### SHORT EXERCISE
Transcribe the records below in full; pictures stay out of the copy.

Dataset items:

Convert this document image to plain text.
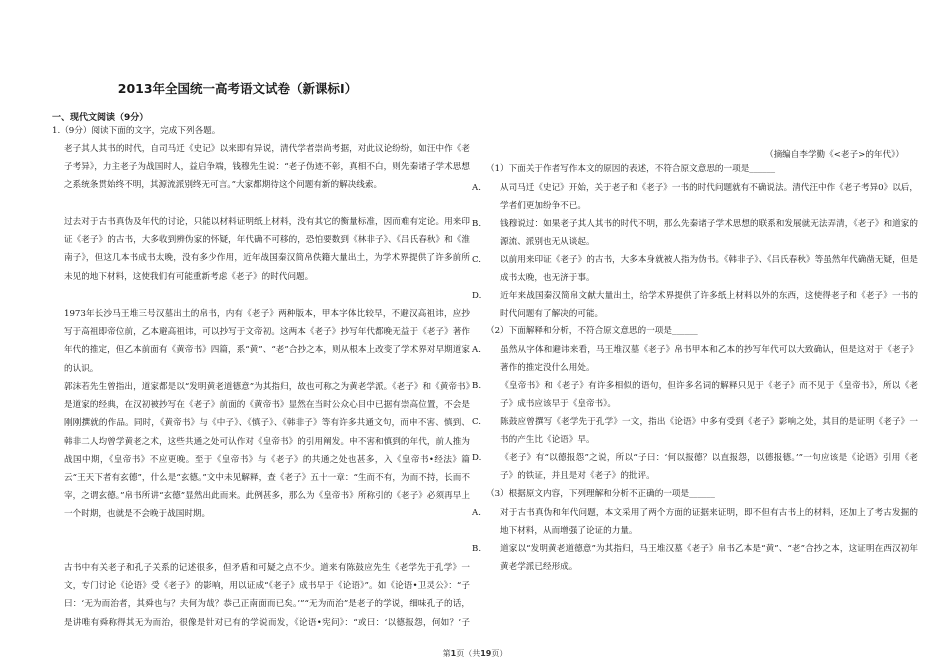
2013年全国统一高考语文试卷（新课标Ⅰ）
一、现代文阅读（9分）
1.（9分）阅读下面的文字，完成下列各题。
老子其人其书的时代，自司马迁《史记》以来即有异说，清代学者崇尚考据，对此议论纷纷，如汪中作《老子考异》，力主老子为战国时人，益启争端，钱穆先生说：“老子伪迹不彰，真相不白，则先秦诸子学术思想之系统条贯始终不明，其源流派别终无可言。”大家都期待这个问题有新的解决线索。
过去对于古书真伪及年代的讨论，只能以材料证明纸上材料，没有其它的衡量标准，因而难有定论。用来印证《老子》的古书，大多收到辨伪家的怀疑，年代确不可移的，恐怕要数到《林非子》、《吕氏春秋》和《淮南子》，但这几本书成书太晚，没有多少作用，近年战国秦汉简帛佚籍大量出土，为学术界提供了许多前所未见的地下材料，这使我们有可能重新考虑《老子》的时代问题。
1973年长沙马王堆三号汉墓出土的帛书，内有《老子》两种版本，甲本字体比较早，不避汉高祖讳，应抄写于高祖即帝位前，乙本避高祖讳，可以抄写于文帝初。这两本《老子》抄写年代都晚无益于《老子》著作年代的推定，但乙本前面有《黄帝书》四篇，系“黄”、“老”合抄之本，则从根本上改变了学术界对早期道家的认识。
郭沫若先生曾指出，道家都是以“发明黄老道德意”为其指归，故也可称之为黄老学派。《老子》和《黄帝书》是道家的经典，在汉初被抄写在《老子》前面的《黄帝书》显然在当时公众心目中已据有崇高位置，不会是刚刚撰就的作品。同时，《黄帝书》与《中子》、《慎子》、《韩非子》等有许多共通文句，而申不害、慎到、韩非二人均曾学黄老之术，这些共通之处可认作对《皇帝书》的引用阐发。申不害和慎到的年代，前人推为战国中期，《皇帝书》不应更晚。至于《皇帝书》与《老子》的共通之处也甚多，入《皇帝书•经法》篇云“王天下者有玄德”，什么是“玄德。”文中未见解释，查《老子》五十一章：“生而不有，为而不持，长而不宰，之谓玄德。”帛书所讲“玄德”显然出此而来。此例甚多，那么为《皇帝书》所称引的《老子》必须再早上一个时期，也就是不会晚于战国时期。
古书中有关老子和孔子关系的记述很多，但矛盾和可疑之点不少。道来有陈鼓应先生《老学先于孔学》一文，专门讨论《论语》受《老子》的影响，用以证成“《老子》成书早于《论语》”。如《论语•卫灵公》：“子曰：‘无为而治者，其舜也与？夫何为哉？恭己正南面而已矣。’”“无为而治”是老子的学说，细味孔子的话，是讲唯有舜称得其无为而治，很像是针对已有的学说而发，《论语•宪问》：“或曰：‘以德报怨，何如？’子
（摘编自李学勤《<老子>的年代》）
（1）下面关于作者写作本文的原因的表述，不符合原文意思的一项是______
A. 从司马迁《史记》开始，关于老子和《老子》一书的时代问题就有不确说法。清代汪中作《老子考异0》以后，学者们更加纷争不已。
B. 钱穆说过：如果老子其人其书的时代不明，那么先秦诸子学术思想的联系和发展就无法弄清，《老子》和道家的源流、派别也无从谈起。
C. 以前用来印证《老子》的古书，大多本身就被人指为伪书。《韩非子》、《吕氏春秋》等虽然年代确凿无疑，但是成书太晚，也无济于事。
D. 近年来战国秦汉简帛文献大量出土，给学术界提供了许多纸上材料以外的东西，这使得老子和《老子》一书的时代问题有了解决的可能。
（2）下面解释和分析，不符合原文意思的一项是______
A. 虽然从字体和避讳来看，马王堆汉墓《老子》帛书甲本和乙本的抄写年代可以大致确认，但是这对于《老子》著作的推定没什么用处。
B. 《皇帝书》和《老子》有许多相似的语句，但许多名词的解释只见于《老子》而不见于《皇帝书》，所以《老子》成书应该早于《皇帝书》。
C. 陈鼓应曾撰写《老学先于孔学》一文，指出《论语》中多有受到《老子》影响之处，其目的是证明《老子》一书的产生比《论语》早。
D. 《老子》有“以德报怨”之说，所以“子曰：‘何以报德？以直报怨，以德报德。’”一句应该是《论语》引用《老子》的铁证，并且是对《老子》的批评。
（3）根据原文内容，下列理解和分析不正确的一项是______
A. 对于古书真伪和年代问题，本文采用了两个方面的证据来证明，即不但有古书上的材料，还加上了考古发掘的地下材料，从而增强了论证的力量。
B. 道家以“发明黄老道德意”为其指归，马王堆汉墓《老子》帛书乙本是“黄”、“老”合抄之本，这证明在西汉初年黄老学派已经形成。
第1页（共19页）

### ANSWER TO THE TASK
Convert this document image to plain text.
2013年全国统一高考语文试卷（新课标Ⅰ）
一、现代文阅读（9分）
1.（9分）阅读下面的文字，完成下列各题。
老子其人其书的时代，自司马迁《史记》以来即有异说，清代学者崇尚考据，对此议论纷纷，如汪中作《老子考异》，力主老子为战国时人，益启争端，钱穆先生说：“老子伪迹不彰，真相不白，则先秦诸子学术思想之系统条贯始终不明，其源流派别终无可言。”大家都期待这个问题有新的解决线索。
过去对于古书真伪及年代的讨论，只能以材料证明纸上材料，没有其它的衡量标准，因而难有定论。用来印证《老子》的古书，大多收到辨伪家的怀疑，年代确不可移的，恐怕要数到《林非子》、《吕氏春秋》和《淮南子》，但这几本书成书太晚，没有多少作用，近年战国秦汉简帛佚籍大量出土，为学术界提供了许多前所未见的地下材料，这使我们有可能重新考虑《老子》的时代问题。
1973年长沙马王堆三号汉墓出土的帛书，内有《老子》两种版本，甲本字体比较早，不避汉高祖讳，应抄写于高祖即帝位前，乙本避高祖讳，可以抄写于文帝初。这两本《老子》抄写年代都晚无益于《老子》著作年代的推定，但乙本前面有《黄帝书》四篇，系“黄”、“老”合抄之本，则从根本上改变了学术界对早期道家的认识。
郭沫若先生曾指出，道家都是以“发明黄老道德意”为其指归，故也可称之为黄老学派。《老子》和《黄帝书》是道家的经典，在汉初被抄写在《老子》前面的《黄帝书》显然在当时公众心目中已据有崇高位置，不会是刚刚撰就的作品。同时，《黄帝书》与《中子》、《慎子》、《韩非子》等有许多共通文句，而申不害、慎到、韩非二人均曾学黄老之术，这些共通之处可认作对《皇帝书》的引用阐发。申不害和慎到的年代，前人推为战国中期，《皇帝书》不应更晚。至于《皇帝书》与《老子》的共通之处也甚多，入《皇帝书•经法》篇云“王天下者有玄德”，什么是“玄德。”文中未见解释，查《老子》五十一章：“生而不有，为而不持，长而不宰，之谓玄德。”帛书所讲“玄德”显然出此而来。此例甚多，那么为《皇帝书》所称引的《老子》必须再早上一个时期，也就是不会晚于战国时期。
古书中有关老子和孔子关系的记述很多，但矛盾和可疑之点不少。道来有陈鼓应先生《老学先于孔学》一文，专门讨论《论语》受《老子》的影响，用以证成“《老子》成书早于《论语》”。如《论语•卫灵公》：“子曰：‘无为而治者，其舜也与？夫何为哉？恭己正南面而已矣。’”“无为而治”是老子的学说，细味孔子的话，是讲唯有舜称得其无为而治，很像是针对已有的学说而发，《论语•宪问》：“或曰：‘以德报怨，何如？’子
（摘编自李学勤《<老子>的年代》）
（1）下面关于作者写作本文的原因的表述，不符合原文意思的一项是______
A. 从司马迁《史记》开始，关于老子和《老子》一书的时代问题就有不确说法。清代汪中作《老子考异0》以后，学者们更加纷争不已。
B. 钱穆说过：如果老子其人其书的时代不明，那么先秦诸子学术思想的联系和发展就无法弄清，《老子》和道家的源流、派别也无从谈起。
C. 以前用来印证《老子》的古书，大多本身就被人指为伪书。《韩非子》、《吕氏春秋》等虽然年代确凿无疑，但是成书太晚，也无济于事。
D. 近年来战国秦汉简帛文献大量出土，给学术界提供了许多纸上材料以外的东西，这使得老子和《老子》一书的时代问题有了解决的可能。
（2）下面解释和分析，不符合原文意思的一项是______
A. 虽然从字体和避讳来看，马王堆汉墓《老子》帛书甲本和乙本的抄写年代可以大致确认，但是这对于《老子》著作的推定没什么用处。
B. 《皇帝书》和《老子》有许多相似的语句，但许多名词的解释只见于《老子》而不见于《皇帝书》，所以《老子》成书应该早于《皇帝书》。
C. 陈鼓应曾撰写《老学先于孔学》一文，指出《论语》中多有受到《老子》影响之处，其目的是证明《老子》一书的产生比《论语》早。
D. 《老子》有“以德报怨”之说，所以“子曰：‘何以报德？以直报怨，以德报德。’”一句应该是《论语》引用《老子》的铁证，并且是对《老子》的批评。
（3）根据原文内容，下列理解和分析不正确的一项是______
A. 对于古书真伪和年代问题，本文采用了两个方面的证据来证明，即不但有古书上的材料，还加上了考古发掘的地下材料，从而增强了论证的力量。
B. 道家以“发明黄老道德意”为其指归，马王堆汉墓《老子》帛书乙本是“黄”、“老”合抄之本，这证明在西汉初年黄老学派已经形成。
第1页（共19页）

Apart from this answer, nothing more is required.